• **Task description**
Look through the material below for "made". Copy every line that contains it.

****

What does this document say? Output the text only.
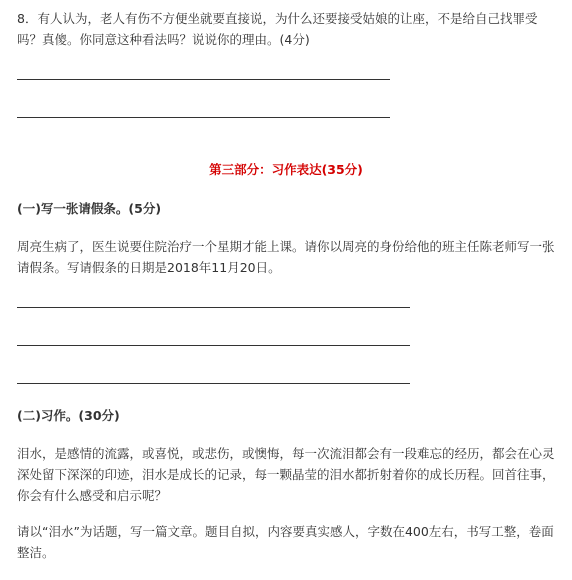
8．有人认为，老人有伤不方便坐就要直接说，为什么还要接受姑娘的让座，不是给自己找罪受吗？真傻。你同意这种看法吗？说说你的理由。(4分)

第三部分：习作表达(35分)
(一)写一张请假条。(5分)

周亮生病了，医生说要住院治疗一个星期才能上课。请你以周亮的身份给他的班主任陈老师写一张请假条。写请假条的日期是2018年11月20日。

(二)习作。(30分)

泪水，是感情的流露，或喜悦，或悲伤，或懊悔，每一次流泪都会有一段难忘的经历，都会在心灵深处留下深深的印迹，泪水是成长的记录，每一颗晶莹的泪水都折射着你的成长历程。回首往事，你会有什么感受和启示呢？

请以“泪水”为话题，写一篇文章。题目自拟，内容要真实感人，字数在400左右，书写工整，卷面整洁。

****

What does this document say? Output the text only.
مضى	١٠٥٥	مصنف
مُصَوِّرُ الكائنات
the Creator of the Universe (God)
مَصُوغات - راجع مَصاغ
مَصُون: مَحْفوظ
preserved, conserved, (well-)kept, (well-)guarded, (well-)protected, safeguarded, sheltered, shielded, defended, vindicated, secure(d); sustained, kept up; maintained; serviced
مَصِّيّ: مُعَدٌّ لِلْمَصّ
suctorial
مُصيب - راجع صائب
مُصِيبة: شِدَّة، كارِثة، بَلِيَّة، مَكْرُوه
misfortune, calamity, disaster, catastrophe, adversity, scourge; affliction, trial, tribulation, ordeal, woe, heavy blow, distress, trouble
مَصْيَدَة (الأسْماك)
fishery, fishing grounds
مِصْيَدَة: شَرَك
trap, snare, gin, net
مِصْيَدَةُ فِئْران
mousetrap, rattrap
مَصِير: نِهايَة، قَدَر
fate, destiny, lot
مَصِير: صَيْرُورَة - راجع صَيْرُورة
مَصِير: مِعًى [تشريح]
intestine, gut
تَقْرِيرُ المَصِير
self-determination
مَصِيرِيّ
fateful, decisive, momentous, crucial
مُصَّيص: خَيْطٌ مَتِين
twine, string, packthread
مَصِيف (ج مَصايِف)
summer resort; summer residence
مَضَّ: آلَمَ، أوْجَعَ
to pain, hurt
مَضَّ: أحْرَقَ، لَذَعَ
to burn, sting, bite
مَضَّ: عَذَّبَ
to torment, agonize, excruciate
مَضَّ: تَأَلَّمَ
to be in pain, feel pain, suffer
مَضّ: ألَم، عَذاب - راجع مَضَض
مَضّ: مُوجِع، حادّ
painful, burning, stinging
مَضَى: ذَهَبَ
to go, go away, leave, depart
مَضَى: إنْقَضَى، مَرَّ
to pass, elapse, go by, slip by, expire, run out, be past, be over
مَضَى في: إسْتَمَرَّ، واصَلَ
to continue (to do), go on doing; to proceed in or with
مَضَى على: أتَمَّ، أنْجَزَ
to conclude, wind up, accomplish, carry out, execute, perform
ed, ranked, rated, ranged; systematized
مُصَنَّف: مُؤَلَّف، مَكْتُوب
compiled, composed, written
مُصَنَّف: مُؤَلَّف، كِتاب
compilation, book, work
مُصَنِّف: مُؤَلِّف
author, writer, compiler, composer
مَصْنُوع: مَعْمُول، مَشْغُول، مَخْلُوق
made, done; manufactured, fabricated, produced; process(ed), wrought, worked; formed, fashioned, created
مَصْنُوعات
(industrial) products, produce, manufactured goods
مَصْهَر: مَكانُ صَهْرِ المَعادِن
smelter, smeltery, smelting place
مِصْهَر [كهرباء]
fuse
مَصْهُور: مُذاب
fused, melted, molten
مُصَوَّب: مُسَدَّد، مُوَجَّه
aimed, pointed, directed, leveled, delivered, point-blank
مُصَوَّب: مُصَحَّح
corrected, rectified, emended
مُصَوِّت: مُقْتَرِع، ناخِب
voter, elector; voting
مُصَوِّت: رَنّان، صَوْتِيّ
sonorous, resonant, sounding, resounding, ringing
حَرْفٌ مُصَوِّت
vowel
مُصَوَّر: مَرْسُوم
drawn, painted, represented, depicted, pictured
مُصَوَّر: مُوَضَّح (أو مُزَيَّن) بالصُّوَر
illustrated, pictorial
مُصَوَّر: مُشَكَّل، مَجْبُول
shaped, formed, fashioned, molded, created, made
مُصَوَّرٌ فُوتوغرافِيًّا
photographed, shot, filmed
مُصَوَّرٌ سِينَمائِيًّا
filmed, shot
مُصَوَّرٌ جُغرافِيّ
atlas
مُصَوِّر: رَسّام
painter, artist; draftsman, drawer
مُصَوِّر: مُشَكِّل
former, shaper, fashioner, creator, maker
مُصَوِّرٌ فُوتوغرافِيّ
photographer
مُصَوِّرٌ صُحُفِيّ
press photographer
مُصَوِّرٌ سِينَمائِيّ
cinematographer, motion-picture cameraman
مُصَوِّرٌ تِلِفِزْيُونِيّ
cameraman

****

• **Task answer**
made, done; manufactured, fabricated, produced; process(ed), wrought, worked; formed, fashioned, created
shaped, formed, fashioned, molded, created, made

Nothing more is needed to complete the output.